WORK TO COMPLETE ▸
Gather every line below where "plus" appears.

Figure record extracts

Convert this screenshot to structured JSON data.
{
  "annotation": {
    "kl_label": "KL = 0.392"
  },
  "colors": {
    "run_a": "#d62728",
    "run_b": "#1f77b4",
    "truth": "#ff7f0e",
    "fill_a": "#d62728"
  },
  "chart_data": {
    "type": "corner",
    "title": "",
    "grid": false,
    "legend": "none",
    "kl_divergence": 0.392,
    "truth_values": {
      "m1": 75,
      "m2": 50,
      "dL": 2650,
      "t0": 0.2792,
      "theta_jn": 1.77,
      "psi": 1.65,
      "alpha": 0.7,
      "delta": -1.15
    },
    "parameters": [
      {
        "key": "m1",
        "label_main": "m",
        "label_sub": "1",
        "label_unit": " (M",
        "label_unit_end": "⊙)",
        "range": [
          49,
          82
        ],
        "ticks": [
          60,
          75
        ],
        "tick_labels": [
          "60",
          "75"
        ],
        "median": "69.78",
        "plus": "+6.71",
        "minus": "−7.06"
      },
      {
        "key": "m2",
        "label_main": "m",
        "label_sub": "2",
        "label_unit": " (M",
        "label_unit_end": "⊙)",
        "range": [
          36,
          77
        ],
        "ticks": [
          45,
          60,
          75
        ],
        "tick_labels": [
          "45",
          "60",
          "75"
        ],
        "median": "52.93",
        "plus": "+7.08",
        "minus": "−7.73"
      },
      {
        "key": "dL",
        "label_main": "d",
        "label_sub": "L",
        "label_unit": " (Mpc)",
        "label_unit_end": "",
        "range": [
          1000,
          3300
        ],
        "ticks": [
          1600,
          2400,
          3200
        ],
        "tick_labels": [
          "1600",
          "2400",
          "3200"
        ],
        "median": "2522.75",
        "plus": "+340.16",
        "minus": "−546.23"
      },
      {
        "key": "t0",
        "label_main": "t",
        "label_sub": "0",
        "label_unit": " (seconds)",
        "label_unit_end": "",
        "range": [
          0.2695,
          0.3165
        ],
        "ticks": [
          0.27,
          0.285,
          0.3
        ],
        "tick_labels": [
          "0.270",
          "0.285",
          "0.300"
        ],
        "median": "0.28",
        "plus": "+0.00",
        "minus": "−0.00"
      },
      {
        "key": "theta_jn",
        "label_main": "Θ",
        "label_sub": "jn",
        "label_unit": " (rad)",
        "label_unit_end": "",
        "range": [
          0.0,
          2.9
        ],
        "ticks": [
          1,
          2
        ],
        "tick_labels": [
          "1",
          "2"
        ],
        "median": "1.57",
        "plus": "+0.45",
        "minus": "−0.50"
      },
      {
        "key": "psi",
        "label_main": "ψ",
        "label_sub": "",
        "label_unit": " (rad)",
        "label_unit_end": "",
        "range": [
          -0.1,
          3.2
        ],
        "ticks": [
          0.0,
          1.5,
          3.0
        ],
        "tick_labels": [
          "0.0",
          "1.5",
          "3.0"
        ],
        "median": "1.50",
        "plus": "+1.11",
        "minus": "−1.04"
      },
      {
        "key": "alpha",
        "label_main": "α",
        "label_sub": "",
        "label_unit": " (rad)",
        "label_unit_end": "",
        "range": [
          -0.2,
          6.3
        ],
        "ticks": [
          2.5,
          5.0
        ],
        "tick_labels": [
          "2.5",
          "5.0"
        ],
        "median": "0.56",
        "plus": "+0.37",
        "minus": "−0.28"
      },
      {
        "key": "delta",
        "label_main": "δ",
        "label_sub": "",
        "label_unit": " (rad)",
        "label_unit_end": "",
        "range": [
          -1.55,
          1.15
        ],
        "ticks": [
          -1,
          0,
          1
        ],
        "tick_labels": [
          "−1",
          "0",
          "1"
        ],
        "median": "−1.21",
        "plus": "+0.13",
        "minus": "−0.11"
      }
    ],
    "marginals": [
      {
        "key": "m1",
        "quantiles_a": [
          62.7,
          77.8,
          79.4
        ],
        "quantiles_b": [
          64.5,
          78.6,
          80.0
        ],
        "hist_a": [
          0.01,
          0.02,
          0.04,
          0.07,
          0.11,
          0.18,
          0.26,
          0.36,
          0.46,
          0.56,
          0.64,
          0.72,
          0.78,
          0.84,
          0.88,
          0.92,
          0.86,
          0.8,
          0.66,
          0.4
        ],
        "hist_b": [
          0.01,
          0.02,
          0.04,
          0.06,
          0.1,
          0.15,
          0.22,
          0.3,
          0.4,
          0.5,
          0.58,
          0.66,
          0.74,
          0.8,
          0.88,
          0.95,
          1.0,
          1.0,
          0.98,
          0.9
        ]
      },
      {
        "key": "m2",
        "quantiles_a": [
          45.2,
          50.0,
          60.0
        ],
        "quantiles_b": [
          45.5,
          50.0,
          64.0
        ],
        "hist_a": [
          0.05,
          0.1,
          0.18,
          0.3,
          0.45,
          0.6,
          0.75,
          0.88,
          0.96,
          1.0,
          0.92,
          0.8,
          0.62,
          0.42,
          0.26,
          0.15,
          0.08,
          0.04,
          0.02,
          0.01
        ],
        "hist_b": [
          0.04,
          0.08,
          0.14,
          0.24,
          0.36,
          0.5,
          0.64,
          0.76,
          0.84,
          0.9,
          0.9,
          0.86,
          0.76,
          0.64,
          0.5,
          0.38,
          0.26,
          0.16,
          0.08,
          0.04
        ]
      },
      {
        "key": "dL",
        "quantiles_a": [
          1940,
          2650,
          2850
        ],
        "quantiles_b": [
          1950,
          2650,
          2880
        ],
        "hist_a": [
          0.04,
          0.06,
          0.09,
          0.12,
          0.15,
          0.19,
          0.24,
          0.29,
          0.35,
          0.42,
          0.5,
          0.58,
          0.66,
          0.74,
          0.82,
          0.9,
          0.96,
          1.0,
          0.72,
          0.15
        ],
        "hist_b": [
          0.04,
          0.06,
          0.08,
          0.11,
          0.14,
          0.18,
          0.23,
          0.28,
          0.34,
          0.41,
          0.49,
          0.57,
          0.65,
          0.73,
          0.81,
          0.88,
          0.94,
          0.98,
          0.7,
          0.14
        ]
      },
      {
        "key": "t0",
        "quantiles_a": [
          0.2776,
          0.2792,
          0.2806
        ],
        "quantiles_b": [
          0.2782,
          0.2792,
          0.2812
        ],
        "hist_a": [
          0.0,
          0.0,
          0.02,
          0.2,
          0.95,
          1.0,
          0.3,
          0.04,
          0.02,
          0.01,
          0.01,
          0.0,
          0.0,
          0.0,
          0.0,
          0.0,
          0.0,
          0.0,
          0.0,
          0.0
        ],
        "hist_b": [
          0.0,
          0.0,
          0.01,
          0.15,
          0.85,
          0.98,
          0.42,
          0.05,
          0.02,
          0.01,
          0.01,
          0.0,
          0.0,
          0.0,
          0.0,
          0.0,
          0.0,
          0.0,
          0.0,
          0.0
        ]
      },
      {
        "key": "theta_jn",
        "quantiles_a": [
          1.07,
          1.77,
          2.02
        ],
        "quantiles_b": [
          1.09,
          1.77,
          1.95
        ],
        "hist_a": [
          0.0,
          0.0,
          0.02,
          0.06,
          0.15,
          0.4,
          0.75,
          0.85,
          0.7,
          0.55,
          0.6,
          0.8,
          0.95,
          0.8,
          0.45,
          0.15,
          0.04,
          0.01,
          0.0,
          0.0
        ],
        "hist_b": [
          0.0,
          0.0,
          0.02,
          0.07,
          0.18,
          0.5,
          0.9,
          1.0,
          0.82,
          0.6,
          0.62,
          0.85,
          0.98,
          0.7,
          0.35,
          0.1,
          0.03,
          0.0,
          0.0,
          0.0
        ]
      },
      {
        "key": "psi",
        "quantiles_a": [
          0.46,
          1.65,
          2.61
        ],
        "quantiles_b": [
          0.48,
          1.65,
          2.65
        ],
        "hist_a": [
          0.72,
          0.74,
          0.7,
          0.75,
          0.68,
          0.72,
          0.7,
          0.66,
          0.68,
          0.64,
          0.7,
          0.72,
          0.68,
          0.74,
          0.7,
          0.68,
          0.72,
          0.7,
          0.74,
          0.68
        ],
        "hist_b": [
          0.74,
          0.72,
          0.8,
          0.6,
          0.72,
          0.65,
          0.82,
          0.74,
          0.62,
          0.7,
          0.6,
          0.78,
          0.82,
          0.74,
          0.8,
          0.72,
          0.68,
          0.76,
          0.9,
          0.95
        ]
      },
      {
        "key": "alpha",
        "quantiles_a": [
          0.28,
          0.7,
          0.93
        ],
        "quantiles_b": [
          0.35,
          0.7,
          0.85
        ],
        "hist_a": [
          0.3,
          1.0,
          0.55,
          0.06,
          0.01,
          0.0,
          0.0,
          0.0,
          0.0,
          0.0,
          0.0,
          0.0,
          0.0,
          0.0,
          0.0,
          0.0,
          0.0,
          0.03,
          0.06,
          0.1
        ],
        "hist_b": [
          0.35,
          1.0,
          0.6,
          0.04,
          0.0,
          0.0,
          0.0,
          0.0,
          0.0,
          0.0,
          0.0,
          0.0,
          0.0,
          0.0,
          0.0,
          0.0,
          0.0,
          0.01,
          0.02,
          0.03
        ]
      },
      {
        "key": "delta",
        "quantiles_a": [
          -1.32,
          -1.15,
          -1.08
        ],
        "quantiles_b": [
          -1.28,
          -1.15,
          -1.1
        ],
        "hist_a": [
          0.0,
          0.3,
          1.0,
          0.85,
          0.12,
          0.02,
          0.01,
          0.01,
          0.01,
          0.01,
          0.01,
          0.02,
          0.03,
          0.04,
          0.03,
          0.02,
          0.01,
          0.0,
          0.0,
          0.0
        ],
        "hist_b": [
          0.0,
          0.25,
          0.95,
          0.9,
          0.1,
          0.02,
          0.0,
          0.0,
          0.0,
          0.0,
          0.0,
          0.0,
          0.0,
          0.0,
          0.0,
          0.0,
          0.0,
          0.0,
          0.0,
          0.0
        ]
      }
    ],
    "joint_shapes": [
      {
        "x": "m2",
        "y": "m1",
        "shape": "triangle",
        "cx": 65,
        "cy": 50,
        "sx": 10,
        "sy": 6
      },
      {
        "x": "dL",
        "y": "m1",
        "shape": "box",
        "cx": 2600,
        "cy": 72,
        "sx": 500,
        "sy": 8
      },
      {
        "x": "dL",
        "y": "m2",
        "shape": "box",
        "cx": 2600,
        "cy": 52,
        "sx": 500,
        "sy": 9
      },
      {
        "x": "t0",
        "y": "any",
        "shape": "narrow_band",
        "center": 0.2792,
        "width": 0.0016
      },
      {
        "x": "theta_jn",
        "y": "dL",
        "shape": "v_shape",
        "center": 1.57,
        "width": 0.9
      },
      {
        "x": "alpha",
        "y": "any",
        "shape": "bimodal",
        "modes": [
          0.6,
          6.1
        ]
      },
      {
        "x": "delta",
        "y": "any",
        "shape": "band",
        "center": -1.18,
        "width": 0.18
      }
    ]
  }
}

TASK OUTPUT ▸
        "plus": "+6.71",
        "plus": "+7.08",
        "plus": "+340.16",
        "plus": "+0.00",
        "plus": "+0.45",
        "plus": "+1.11",
        "plus": "+0.37",
        "plus": "+0.13",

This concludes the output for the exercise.